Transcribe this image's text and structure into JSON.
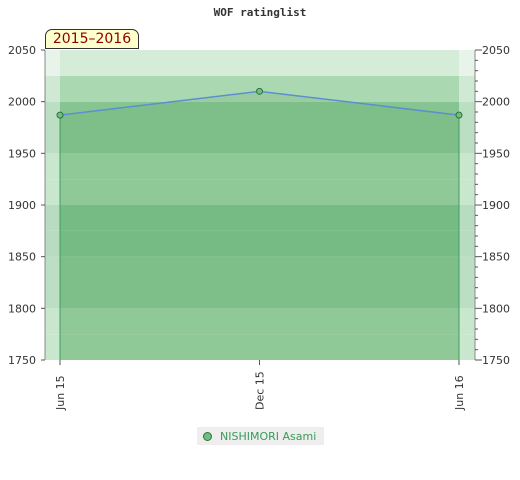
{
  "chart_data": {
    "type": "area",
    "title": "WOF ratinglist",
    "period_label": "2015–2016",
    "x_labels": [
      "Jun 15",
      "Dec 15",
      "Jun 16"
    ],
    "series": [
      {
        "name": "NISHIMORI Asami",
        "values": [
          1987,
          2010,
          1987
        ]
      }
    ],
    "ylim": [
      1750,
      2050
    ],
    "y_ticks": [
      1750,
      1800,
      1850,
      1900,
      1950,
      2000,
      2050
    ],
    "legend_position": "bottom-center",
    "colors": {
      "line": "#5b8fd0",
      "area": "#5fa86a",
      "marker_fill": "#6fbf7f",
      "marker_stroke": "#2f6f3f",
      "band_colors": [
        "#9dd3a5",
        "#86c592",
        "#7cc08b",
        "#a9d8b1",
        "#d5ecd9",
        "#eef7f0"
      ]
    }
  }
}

--

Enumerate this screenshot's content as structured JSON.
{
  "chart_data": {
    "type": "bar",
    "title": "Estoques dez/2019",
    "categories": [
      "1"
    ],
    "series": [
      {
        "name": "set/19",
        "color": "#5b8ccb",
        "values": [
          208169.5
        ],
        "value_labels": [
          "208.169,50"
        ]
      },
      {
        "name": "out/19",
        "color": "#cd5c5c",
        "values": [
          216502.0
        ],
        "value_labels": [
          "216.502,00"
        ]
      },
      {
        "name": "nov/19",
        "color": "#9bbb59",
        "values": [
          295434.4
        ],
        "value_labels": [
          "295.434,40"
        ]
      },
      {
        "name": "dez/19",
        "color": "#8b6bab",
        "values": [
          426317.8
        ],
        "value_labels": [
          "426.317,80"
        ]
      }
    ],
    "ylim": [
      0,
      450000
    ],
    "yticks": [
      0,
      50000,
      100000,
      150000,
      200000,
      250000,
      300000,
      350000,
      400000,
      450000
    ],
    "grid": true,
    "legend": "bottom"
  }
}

• **JOB**
Whenever "title" turns up in a line, pick that line out.

• **THE SOLUTION**
    "title": "WOF ratinglist",
    "title": "Estoques dez/2019",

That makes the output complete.